- WHAT IS EXPECTED -
Repeat all the material exactly; pictures stay out of your copy.

- RECORD SET -
########################################

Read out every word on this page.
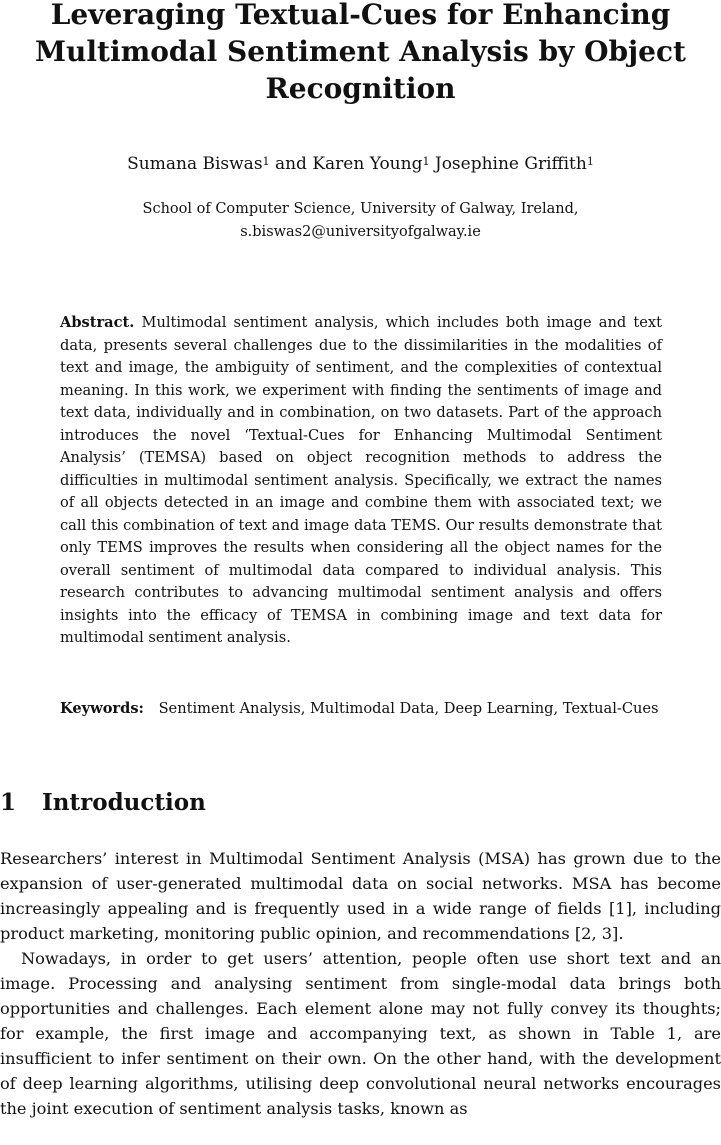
Leveraging Textual-Cues for Enhancing Multimodal Sentiment Analysis by Object Recognition
Sumana Biswas$^1$ and Karen Young$^1$ Josephine Griffith$^1$
School of Computer Science, University of Galway, Ireland,
s.biswas2@universityofgalway.ie

Abstract. Multimodal sentiment analysis, which includes both image and text data, presents several challenges due to the dissimilarities in the modalities of text and image, the ambiguity of sentiment, and the complexities of contextual meaning. In this work, we experiment with finding the sentiments of image and text data, individually and in combination, on two datasets. Part of the approach introduces the novel ‘Textual-Cues for Enhancing Multimodal Sentiment Analysis’ (TEMSA) based on object recognition methods to address the difficulties in multimodal sentiment analysis. Specifically, we extract the names of all objects detected in an image and combine them with associated text; we call this combination of text and image data TEMS. Our results demonstrate that only TEMS improves the results when considering all the object names for the overall sentiment of multimodal data compared to individual analysis. This research contributes to advancing multimodal sentiment analysis and offers insights into the efficacy of TEMSA in combining image and text data for multimodal sentiment analysis.

Keywords: Sentiment Analysis, Multimodal Data, Deep Learning, Textual-Cues

1 Introduction

Researchers’ interest in Multimodal Sentiment Analysis (MSA) has grown due to the expansion of user-generated multimodal data on social networks. MSA has become increasingly appealing and is frequently used in a wide range of fields [1], including product marketing, monitoring public opinion, and recommendations [2, 3].

Nowadays, in order to get users’ attention, people often use short text and an image. Processing and analysing sentiment from single-modal data brings both opportunities and challenges. Each element alone may not fully convey its thoughts; for example, the first image and accompanying text, as shown in Table 1, are insufficient to infer sentiment on their own. On the other hand, with the development of deep learning algorithms, utilising deep convolutional neural networks encourages the joint execution of sentiment analysis tasks, known as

########################################

- RESULT -
Read out every word on this page.
Leveraging Textual-Cues for Enhancing Multimodal Sentiment Analysis by Object Recognition
Sumana Biswas$^1$ and Karen Young$^1$ Josephine Griffith$^1$
School of Computer Science, University of Galway, Ireland,
s.biswas2@universityofgalway.ie

Abstract. Multimodal sentiment analysis, which includes both image and text data, presents several challenges due to the dissimilarities in the modalities of text and image, the ambiguity of sentiment, and the complexities of contextual meaning. In this work, we experiment with finding the sentiments of image and text data, individually and in combination, on two datasets. Part of the approach introduces the novel ‘Textual-Cues for Enhancing Multimodal Sentiment Analysis’ (TEMSA) based on object recognition methods to address the difficulties in multimodal sentiment analysis. Specifically, we extract the names of all objects detected in an image and combine them with associated text; we call this combination of text and image data TEMS. Our results demonstrate that only TEMS improves the results when considering all the object names for the overall sentiment of multimodal data compared to individual analysis. This research contributes to advancing multimodal sentiment analysis and offers insights into the efficacy of TEMSA in combining image and text data for multimodal sentiment analysis.

Keywords: Sentiment Analysis, Multimodal Data, Deep Learning, Textual-Cues

1 Introduction

Researchers’ interest in Multimodal Sentiment Analysis (MSA) has grown due to the expansion of user-generated multimodal data on social networks. MSA has become increasingly appealing and is frequently used in a wide range of fields [1], including product marketing, monitoring public opinion, and recommendations [2, 3].

Nowadays, in order to get users’ attention, people often use short text and an image. Processing and analysing sentiment from single-modal data brings both opportunities and challenges. Each element alone may not fully convey its thoughts; for example, the first image and accompanying text, as shown in Table 1, are insufficient to infer sentiment on their own. On the other hand, with the development of deep learning algorithms, utilising deep convolutional neural networks encourages the joint execution of sentiment analysis tasks, known as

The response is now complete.